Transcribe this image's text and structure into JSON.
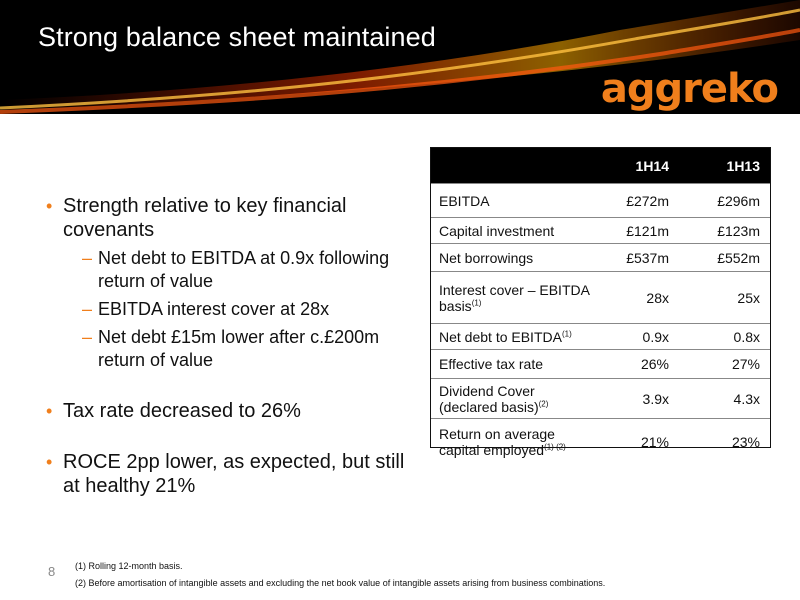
{
  "slide": {
    "title": "Strong balance sheet maintained",
    "logo": "aggreko",
    "page_number": "8"
  },
  "bullets": [
    {
      "text": "Strength relative to key financial covenants",
      "sub": [
        "Net debt to EBITDA at 0.9x following return of value",
        "EBITDA interest cover at 28x",
        "Net debt £15m lower after c.£200m return of value"
      ]
    },
    {
      "text": "Tax rate decreased to 26%",
      "sub": []
    },
    {
      "text": "ROCE 2pp lower, as expected, but still at healthy 21%",
      "sub": []
    }
  ],
  "table": {
    "columns": [
      "",
      "1H14",
      "1H13"
    ],
    "rows": [
      {
        "label": "EBITDA",
        "sup": "",
        "v1": "£272m",
        "v2": "£296m"
      },
      {
        "label": "Capital investment",
        "sup": "",
        "v1": "£121m",
        "v2": "£123m"
      },
      {
        "label": "Net borrowings",
        "sup": "",
        "v1": "£537m",
        "v2": "£552m"
      },
      {
        "label": "Interest cover – EBITDA basis",
        "sup": "(1)",
        "v1": "28x",
        "v2": "25x"
      },
      {
        "label": "Net debt to EBITDA",
        "sup": "(1)",
        "v1": "0.9x",
        "v2": "0.8x"
      },
      {
        "label": "Effective tax rate",
        "sup": "",
        "v1": "26%",
        "v2": "27%"
      },
      {
        "label": "Dividend Cover (declared basis)",
        "sup": "(2)",
        "v1": "3.9x",
        "v2": "4.3x"
      },
      {
        "label": "Return on average capital employed",
        "sup": "(1) (2)",
        "v1": "21%",
        "v2": "23%"
      }
    ]
  },
  "footnotes": [
    "(1) Rolling 12-month basis.",
    "(2) Before amortisation of intangible assets and excluding the net book value of intangible assets arising from business combinations."
  ],
  "colors": {
    "accent": "#f07f1c",
    "logo": "#f07f1c",
    "header_bg": "#000000"
  }
}
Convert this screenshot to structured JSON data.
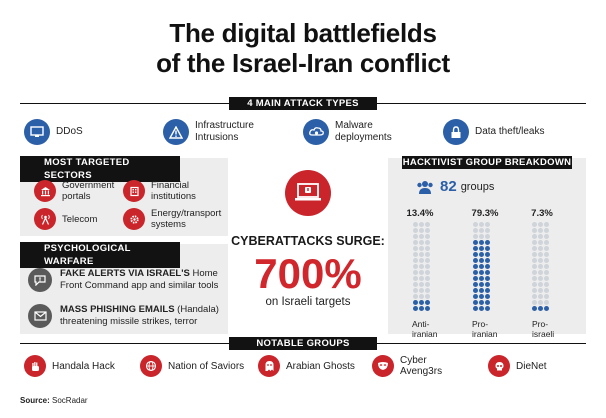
{
  "title_line1": "The digital battlefields",
  "title_line2": "of the Israel-Iran conflict",
  "attack_header": "4 MAIN ATTACK TYPES",
  "attacks": [
    {
      "label": "DDoS",
      "icon": "monitor-icon"
    },
    {
      "label": "Infrastructure\nIntrusions",
      "icon": "warning-icon"
    },
    {
      "label": "Malware\ndeployments",
      "icon": "cloud-bug-icon"
    },
    {
      "label": "Data theft/leaks",
      "icon": "lock-icon"
    }
  ],
  "sectors_header": "MOST TARGETED SECTORS",
  "sectors": [
    {
      "label": "Government\nportals",
      "icon": "government-icon"
    },
    {
      "label": "Financial\ninstitutions",
      "icon": "bank-icon"
    },
    {
      "label": "Telecom",
      "icon": "antenna-icon"
    },
    {
      "label": "Energy/transport\nsystems",
      "icon": "gear-icon"
    }
  ],
  "psy_header": "PSYCHOLOGICAL WARFARE",
  "psy": [
    {
      "bold": "FAKE ALERTS VIA ISRAEL'S",
      "rest": " Home Front Command app and similar tools",
      "icon": "alert-bubble-icon"
    },
    {
      "bold": "MASS PHISHING EMAILS",
      "rest": " (Handala) threatening missile strikes, terror",
      "icon": "envelope-icon"
    }
  ],
  "surge_label": "CYBERATTACKS SURGE:",
  "surge_value": "700%",
  "surge_target": "on Israeli targets",
  "hacktivist_header": "HACKTIVIST GROUP BREAKDOWN",
  "groups_count": "82",
  "groups_unit": "groups",
  "chart_data": {
    "type": "bar",
    "title": "HACKTIVIST GROUP BREAKDOWN",
    "categories": [
      "Anti-\niranian",
      "Pro-\niranian",
      "Pro-\nisraeli"
    ],
    "values": [
      13.4,
      79.3,
      7.3
    ],
    "value_labels": [
      "13.4%",
      "79.3%",
      "7.3%"
    ],
    "total_groups": 82,
    "colors": {
      "filled": "#2b5fa8",
      "empty": "#cfd3da"
    }
  },
  "notable_header": "NOTABLE GROUPS",
  "notable": [
    {
      "label": "Handala Hack",
      "icon": "hand-icon"
    },
    {
      "label": "Nation of Saviors",
      "icon": "globe-icon"
    },
    {
      "label": "Arabian Ghosts",
      "icon": "ghost-icon"
    },
    {
      "label": "Cyber\nAveng3rs",
      "icon": "mask-icon"
    },
    {
      "label": "DieNet",
      "icon": "skull-icon"
    }
  ],
  "source_label": "Source:",
  "source_value": " SocRadar",
  "colors": {
    "accent_red": "#c9252b",
    "accent_blue": "#2b5fa8",
    "panel_gray": "#ededed",
    "band_black": "#121212"
  }
}
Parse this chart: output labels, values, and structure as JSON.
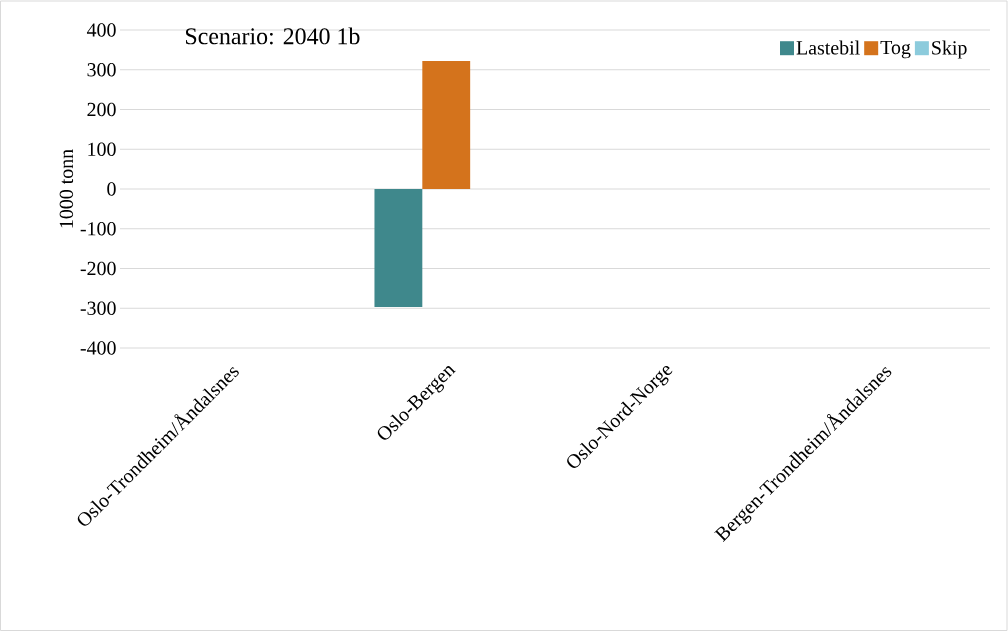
{
  "chart_data": {
    "type": "bar",
    "title": "Scenario: 2040 1b",
    "ylabel": "1000 tonn",
    "categories": [
      "Oslo-Trondheim/Åndalsnes",
      "Oslo-Bergen",
      "Oslo-Nord-Norge",
      "Bergen-Trondheim/Åndalsnes"
    ],
    "series": [
      {
        "name": "Lastebil",
        "color": "#3f888c",
        "values": [
          0,
          -297,
          0,
          0
        ]
      },
      {
        "name": "Tog",
        "color": "#d4731c",
        "values": [
          0,
          322,
          0,
          0
        ]
      },
      {
        "name": "Skip",
        "color": "#8ccbdc",
        "values": [
          0,
          0,
          0,
          0
        ]
      }
    ],
    "ylim": [
      -400,
      400
    ],
    "yticks": [
      -400,
      -300,
      -200,
      -100,
      0,
      100,
      200,
      300,
      400
    ],
    "grid": "y",
    "legend": "top right"
  }
}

--*--

What you have to do =
Copy the material exactly. Do not include the pictures.

The response =
Transcribe this image's text and structure into JSON.
{
  "slide": {
    "title": "Strong balance sheet maintained",
    "logo": "aggreko",
    "page_number": "8"
  },
  "bullets": [
    {
      "text": "Strength relative to key financial covenants",
      "sub": [
        "Net debt to EBITDA at 0.9x following return of value",
        "EBITDA interest cover at 28x",
        "Net debt £15m lower after c.£200m return of value"
      ]
    },
    {
      "text": "Tax rate decreased to 26%",
      "sub": []
    },
    {
      "text": "ROCE 2pp lower, as expected, but still at healthy 21%",
      "sub": []
    }
  ],
  "table": {
    "columns": [
      "",
      "1H14",
      "1H13"
    ],
    "rows": [
      {
        "label": "EBITDA",
        "sup": "",
        "v1": "£272m",
        "v2": "£296m"
      },
      {
        "label": "Capital investment",
        "sup": "",
        "v1": "£121m",
        "v2": "£123m"
      },
      {
        "label": "Net borrowings",
        "sup": "",
        "v1": "£537m",
        "v2": "£552m"
      },
      {
        "label": "Interest cover – EBITDA basis",
        "sup": "(1)",
        "v1": "28x",
        "v2": "25x"
      },
      {
        "label": "Net debt to EBITDA",
        "sup": "(1)",
        "v1": "0.9x",
        "v2": "0.8x"
      },
      {
        "label": "Effective tax rate",
        "sup": "",
        "v1": "26%",
        "v2": "27%"
      },
      {
        "label": "Dividend Cover (declared basis)",
        "sup": "(2)",
        "v1": "3.9x",
        "v2": "4.3x"
      },
      {
        "label": "Return on average capital employed",
        "sup": "(1) (2)",
        "v1": "21%",
        "v2": "23%"
      }
    ]
  },
  "footnotes": [
    "(1) Rolling 12-month basis.",
    "(2) Before amortisation of intangible assets and excluding the net book value of intangible assets arising from business combinations."
  ],
  "colors": {
    "accent": "#f07f1c",
    "logo": "#f07f1c",
    "header_bg": "#000000"
  }
}
Convert this screenshot to structured JSON data.
{
  "title_line1": "The digital battlefields",
  "title_line2": "of the Israel-Iran conflict",
  "attack_header": "4 MAIN ATTACK TYPES",
  "attacks": [
    {
      "label": "DDoS",
      "icon": "monitor-icon"
    },
    {
      "label": "Infrastructure\nIntrusions",
      "icon": "warning-icon"
    },
    {
      "label": "Malware\ndeployments",
      "icon": "cloud-bug-icon"
    },
    {
      "label": "Data theft/leaks",
      "icon": "lock-icon"
    }
  ],
  "sectors_header": "MOST TARGETED SECTORS",
  "sectors": [
    {
      "label": "Government\nportals",
      "icon": "government-icon"
    },
    {
      "label": "Financial\ninstitutions",
      "icon": "bank-icon"
    },
    {
      "label": "Telecom",
      "icon": "antenna-icon"
    },
    {
      "label": "Energy/transport\nsystems",
      "icon": "gear-icon"
    }
  ],
  "psy_header": "PSYCHOLOGICAL WARFARE",
  "psy": [
    {
      "bold": "FAKE ALERTS VIA ISRAEL'S",
      "rest": " Home Front Command app and similar tools",
      "icon": "alert-bubble-icon"
    },
    {
      "bold": "MASS PHISHING EMAILS",
      "rest": " (Handala) threatening missile strikes, terror",
      "icon": "envelope-icon"
    }
  ],
  "surge_label": "CYBERATTACKS SURGE:",
  "surge_value": "700%",
  "surge_target": "on Israeli targets",
  "hacktivist_header": "HACKTIVIST GROUP BREAKDOWN",
  "groups_count": "82",
  "groups_unit": "groups",
  "chart_data": {
    "type": "bar",
    "title": "HACKTIVIST GROUP BREAKDOWN",
    "categories": [
      "Anti-\niranian",
      "Pro-\niranian",
      "Pro-\nisraeli"
    ],
    "values": [
      13.4,
      79.3,
      7.3
    ],
    "value_labels": [
      "13.4%",
      "79.3%",
      "7.3%"
    ],
    "total_groups": 82,
    "colors": {
      "filled": "#2b5fa8",
      "empty": "#cfd3da"
    }
  },
  "notable_header": "NOTABLE GROUPS",
  "notable": [
    {
      "label": "Handala Hack",
      "icon": "hand-icon"
    },
    {
      "label": "Nation of Saviors",
      "icon": "globe-icon"
    },
    {
      "label": "Arabian Ghosts",
      "icon": "ghost-icon"
    },
    {
      "label": "Cyber\nAveng3rs",
      "icon": "mask-icon"
    },
    {
      "label": "DieNet",
      "icon": "skull-icon"
    }
  ],
  "source_label": "Source:",
  "source_value": " SocRadar",
  "colors": {
    "accent_red": "#c9252b",
    "accent_blue": "#2b5fa8",
    "panel_gray": "#ededed",
    "band_black": "#121212"
  }
}
Parse this chart: output labels, values, and structure as JSON.
{
  "chart_data": {
    "type": "bar",
    "title": "Scenario: 2040 1b",
    "ylabel": "1000 tonn",
    "categories": [
      "Oslo-Trondheim/Åndalsnes",
      "Oslo-Bergen",
      "Oslo-Nord-Norge",
      "Bergen-Trondheim/Åndalsnes"
    ],
    "series": [
      {
        "name": "Lastebil",
        "color": "#3f888c",
        "values": [
          0,
          -297,
          0,
          0
        ]
      },
      {
        "name": "Tog",
        "color": "#d4731c",
        "values": [
          0,
          322,
          0,
          0
        ]
      },
      {
        "name": "Skip",
        "color": "#8ccbdc",
        "values": [
          0,
          0,
          0,
          0
        ]
      }
    ],
    "ylim": [
      -400,
      400
    ],
    "yticks": [
      -400,
      -300,
      -200,
      -100,
      0,
      100,
      200,
      300,
      400
    ],
    "grid": "y",
    "legend": "top right"
  }
}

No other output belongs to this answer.